**Task requirements**.
Identify the lines that contain the word "YShop" and copy each one.

____ Records supplied

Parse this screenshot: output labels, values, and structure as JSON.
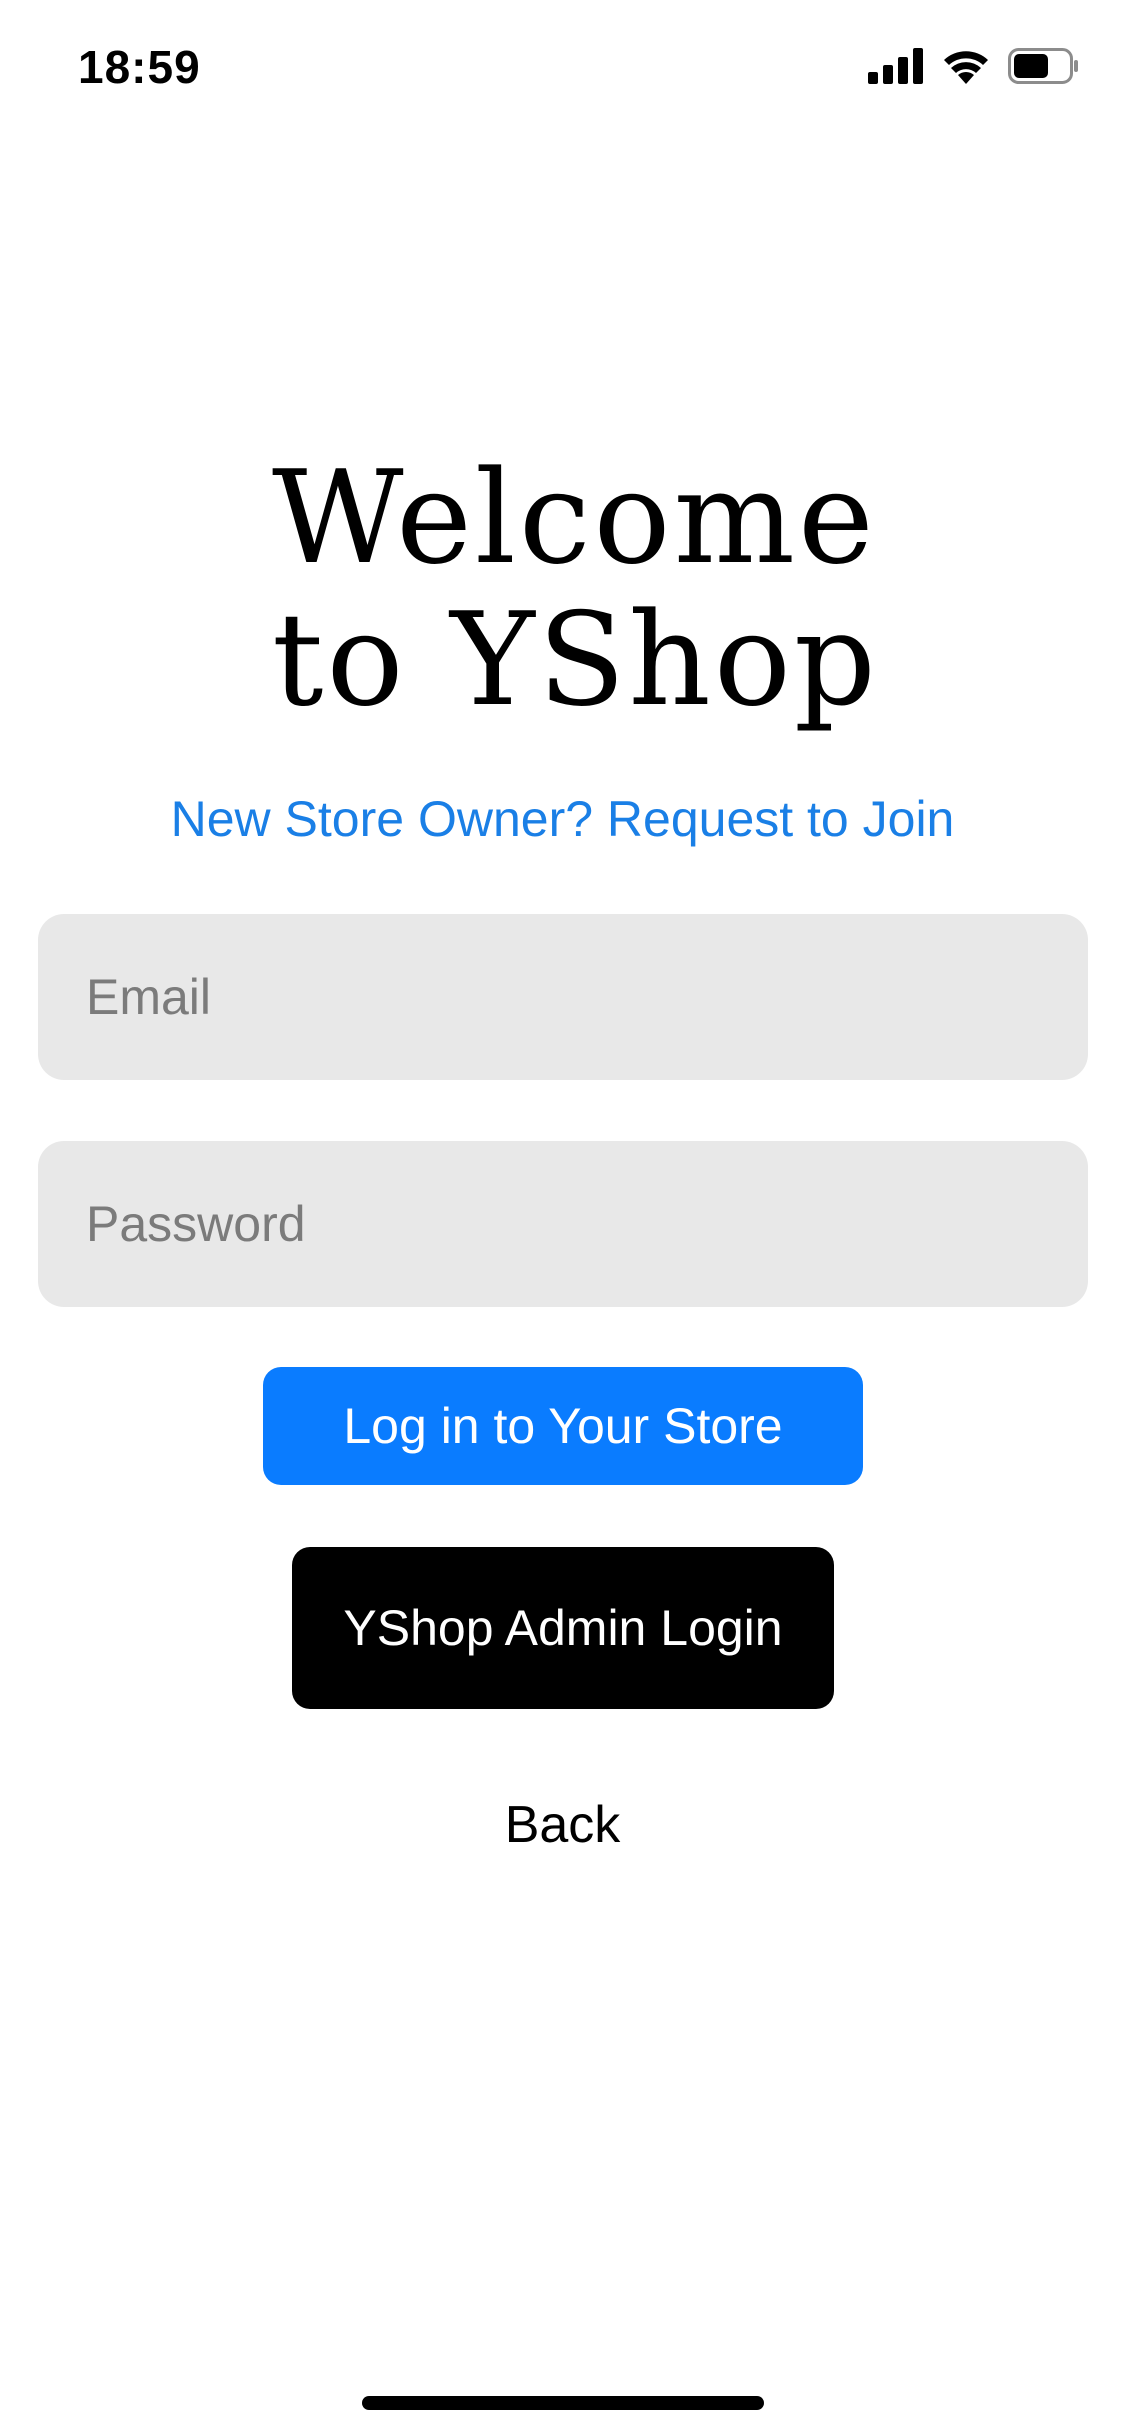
{
  "status_bar": {
    "time": "18:59",
    "icons": [
      "cellular-signal-icon",
      "wifi-icon",
      "battery-icon"
    ],
    "battery_level": 0.65
  },
  "title": {
    "line1": "Welcome",
    "line2": "to YShop"
  },
  "join_link": "New Store Owner? Request to Join",
  "email_field": {
    "placeholder": "Email",
    "value": ""
  },
  "password_field": {
    "placeholder": "Password",
    "value": ""
  },
  "buttons": {
    "login": "Log in to Your Store",
    "admin_login": "YShop Admin Login",
    "back": "Back"
  },
  "colors": {
    "accent": "#0a7cff",
    "link": "#1a7fe6",
    "field_bg": "#e8e8e8",
    "admin_button": "#000000"
  }
}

________

**Response**.
    "line2": "to YShop"
    "admin_login": "YShop Admin Login",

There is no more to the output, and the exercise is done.